_Required task:_
Your task is to reproduce the entries below word for word.

Stored items
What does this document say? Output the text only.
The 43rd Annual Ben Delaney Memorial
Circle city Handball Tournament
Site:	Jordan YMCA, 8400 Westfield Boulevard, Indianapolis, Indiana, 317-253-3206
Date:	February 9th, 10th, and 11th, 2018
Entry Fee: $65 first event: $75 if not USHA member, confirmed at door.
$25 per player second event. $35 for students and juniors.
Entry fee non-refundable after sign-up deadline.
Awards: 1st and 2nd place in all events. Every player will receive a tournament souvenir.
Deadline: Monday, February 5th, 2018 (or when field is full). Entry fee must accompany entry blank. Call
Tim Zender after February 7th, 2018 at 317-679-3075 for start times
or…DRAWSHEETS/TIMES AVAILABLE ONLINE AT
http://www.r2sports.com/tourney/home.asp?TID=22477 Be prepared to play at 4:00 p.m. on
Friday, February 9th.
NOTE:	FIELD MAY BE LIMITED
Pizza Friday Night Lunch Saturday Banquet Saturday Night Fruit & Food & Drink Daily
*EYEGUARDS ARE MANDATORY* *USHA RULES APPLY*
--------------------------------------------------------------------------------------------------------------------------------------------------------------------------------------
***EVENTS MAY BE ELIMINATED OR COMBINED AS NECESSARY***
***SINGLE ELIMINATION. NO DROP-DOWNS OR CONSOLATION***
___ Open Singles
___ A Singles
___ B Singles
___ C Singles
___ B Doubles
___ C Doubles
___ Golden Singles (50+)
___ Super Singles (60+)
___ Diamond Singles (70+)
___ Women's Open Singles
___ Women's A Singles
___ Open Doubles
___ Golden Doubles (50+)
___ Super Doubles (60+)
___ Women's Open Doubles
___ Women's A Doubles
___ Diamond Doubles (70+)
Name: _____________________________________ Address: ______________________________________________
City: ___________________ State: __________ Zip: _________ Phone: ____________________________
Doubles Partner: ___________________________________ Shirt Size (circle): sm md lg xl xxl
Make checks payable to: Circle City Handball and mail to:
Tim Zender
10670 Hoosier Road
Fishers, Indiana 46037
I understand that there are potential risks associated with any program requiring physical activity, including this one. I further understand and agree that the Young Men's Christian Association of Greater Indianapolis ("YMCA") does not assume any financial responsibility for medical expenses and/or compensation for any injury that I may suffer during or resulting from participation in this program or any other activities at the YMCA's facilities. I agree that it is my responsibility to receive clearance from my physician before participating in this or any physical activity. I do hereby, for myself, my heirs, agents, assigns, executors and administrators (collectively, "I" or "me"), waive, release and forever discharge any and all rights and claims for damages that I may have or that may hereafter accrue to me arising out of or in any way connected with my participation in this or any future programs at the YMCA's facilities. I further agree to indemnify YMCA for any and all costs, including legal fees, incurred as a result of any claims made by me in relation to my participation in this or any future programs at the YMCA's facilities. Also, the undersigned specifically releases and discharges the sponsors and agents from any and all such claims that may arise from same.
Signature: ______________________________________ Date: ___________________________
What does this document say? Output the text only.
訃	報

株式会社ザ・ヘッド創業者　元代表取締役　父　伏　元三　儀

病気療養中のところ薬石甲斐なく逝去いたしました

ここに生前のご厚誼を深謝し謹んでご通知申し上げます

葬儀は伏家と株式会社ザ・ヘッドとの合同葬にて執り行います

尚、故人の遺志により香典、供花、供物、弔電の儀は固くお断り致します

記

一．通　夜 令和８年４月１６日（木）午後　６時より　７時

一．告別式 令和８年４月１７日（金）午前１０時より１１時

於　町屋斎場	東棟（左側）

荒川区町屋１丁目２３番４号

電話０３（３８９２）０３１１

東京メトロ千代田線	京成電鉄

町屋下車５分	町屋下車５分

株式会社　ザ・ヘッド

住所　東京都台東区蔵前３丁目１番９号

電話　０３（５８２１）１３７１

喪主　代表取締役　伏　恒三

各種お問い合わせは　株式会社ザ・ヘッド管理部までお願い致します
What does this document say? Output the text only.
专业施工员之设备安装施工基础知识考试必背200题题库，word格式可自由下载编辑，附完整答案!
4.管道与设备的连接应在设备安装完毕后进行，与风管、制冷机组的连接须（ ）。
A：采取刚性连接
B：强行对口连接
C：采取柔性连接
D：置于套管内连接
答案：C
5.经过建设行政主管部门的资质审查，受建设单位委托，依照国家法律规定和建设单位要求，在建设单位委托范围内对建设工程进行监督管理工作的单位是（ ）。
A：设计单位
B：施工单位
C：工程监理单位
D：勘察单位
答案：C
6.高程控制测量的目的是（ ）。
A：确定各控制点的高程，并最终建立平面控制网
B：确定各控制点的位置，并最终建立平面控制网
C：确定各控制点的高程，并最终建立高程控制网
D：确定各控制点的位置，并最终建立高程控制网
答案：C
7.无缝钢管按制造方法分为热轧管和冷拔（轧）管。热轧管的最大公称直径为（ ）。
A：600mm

_Complete response:_
What does this document say? Output the text only.
The 43rd Annual Ben Delaney Memorial
Circle city Handball Tournament
Site:	Jordan YMCA, 8400 Westfield Boulevard, Indianapolis, Indiana, 317-253-3206
Date:	February 9th, 10th, and 11th, 2018
Entry Fee: $65 first event: $75 if not USHA member, confirmed at door.
$25 per player second event. $35 for students and juniors.
Entry fee non-refundable after sign-up deadline.
Awards: 1st and 2nd place in all events. Every player will receive a tournament souvenir.
Deadline: Monday, February 5th, 2018 (or when field is full). Entry fee must accompany entry blank. Call
Tim Zender after February 7th, 2018 at 317-679-3075 for start times
or…DRAWSHEETS/TIMES AVAILABLE ONLINE AT
http://www.r2sports.com/tourney/home.asp?TID=22477 Be prepared to play at 4:00 p.m. on
Friday, February 9th.
NOTE:	FIELD MAY BE LIMITED
Pizza Friday Night Lunch Saturday Banquet Saturday Night Fruit & Food & Drink Daily
*EYEGUARDS ARE MANDATORY* *USHA RULES APPLY*
--------------------------------------------------------------------------------------------------------------------------------------------------------------------------------------
***EVENTS MAY BE ELIMINATED OR COMBINED AS NECESSARY***
***SINGLE ELIMINATION. NO DROP-DOWNS OR CONSOLATION***
___ Open Singles
___ A Singles
___ B Singles
___ C Singles
___ B Doubles
___ C Doubles
___ Golden Singles (50+)
___ Super Singles (60+)
___ Diamond Singles (70+)
___ Women's Open Singles
___ Women's A Singles
___ Open Doubles
___ Golden Doubles (50+)
___ Super Doubles (60+)
___ Women's Open Doubles
___ Women's A Doubles
___ Diamond Doubles (70+)
Name: _____________________________________ Address: ______________________________________________
City: ___________________ State: __________ Zip: _________ Phone: ____________________________
Doubles Partner: ___________________________________ Shirt Size (circle): sm md lg xl xxl
Make checks payable to: Circle City Handball and mail to:
Tim Zender
10670 Hoosier Road
Fishers, Indiana 46037
I understand that there are potential risks associated with any program requiring physical activity, including this one. I further understand and agree that the Young Men's Christian Association of Greater Indianapolis ("YMCA") does not assume any financial responsibility for medical expenses and/or compensation for any injury that I may suffer during or resulting from participation in this program or any other activities at the YMCA's facilities. I agree that it is my responsibility to receive clearance from my physician before participating in this or any physical activity. I do hereby, for myself, my heirs, agents, assigns, executors and administrators (collectively, "I" or "me"), waive, release and forever discharge any and all rights and claims for damages that I may have or that may hereafter accrue to me arising out of or in any way connected with my participation in this or any future programs at the YMCA's facilities. I further agree to indemnify YMCA for any and all costs, including legal fees, incurred as a result of any claims made by me in relation to my participation in this or any future programs at the YMCA's facilities. Also, the undersigned specifically releases and discharges the sponsors and agents from any and all such claims that may arise from same.
Signature: ______________________________________ Date: ___________________________
What does this document say? Output the text only.
訃	報

株式会社ザ・ヘッド創業者　元代表取締役　父　伏　元三　儀

病気療養中のところ薬石甲斐なく逝去いたしました

ここに生前のご厚誼を深謝し謹んでご通知申し上げます

葬儀は伏家と株式会社ザ・ヘッドとの合同葬にて執り行います

尚、故人の遺志により香典、供花、供物、弔電の儀は固くお断り致します

記

一．通　夜 令和８年４月１６日（木）午後　６時より　７時

一．告別式 令和８年４月１７日（金）午前１０時より１１時

於　町屋斎場	東棟（左側）

荒川区町屋１丁目２３番４号

電話０３（３８９２）０３１１

東京メトロ千代田線	京成電鉄

町屋下車５分	町屋下車５分

株式会社　ザ・ヘッド

住所　東京都台東区蔵前３丁目１番９号

電話　０３（５８２１）１３７１

喪主　代表取締役　伏　恒三

各種お問い合わせは　株式会社ザ・ヘッド管理部までお願い致します
What does this document say? Output the text only.
专业施工员之设备安装施工基础知识考试必背200题题库，word格式可自由下载编辑，附完整答案!
4.管道与设备的连接应在设备安装完毕后进行，与风管、制冷机组的连接须（ ）。
A：采取刚性连接
B：强行对口连接
C：采取柔性连接
D：置于套管内连接
答案：C
5.经过建设行政主管部门的资质审查，受建设单位委托，依照国家法律规定和建设单位要求，在建设单位委托范围内对建设工程进行监督管理工作的单位是（ ）。
A：设计单位
B：施工单位
C：工程监理单位
D：勘察单位
答案：C
6.高程控制测量的目的是（ ）。
A：确定各控制点的高程，并最终建立平面控制网
B：确定各控制点的位置，并最终建立平面控制网
C：确定各控制点的高程，并最终建立高程控制网
D：确定各控制点的位置，并最终建立高程控制网
答案：C
7.无缝钢管按制造方法分为热轧管和冷拔（轧）管。热轧管的最大公称直径为（ ）。
A：600mm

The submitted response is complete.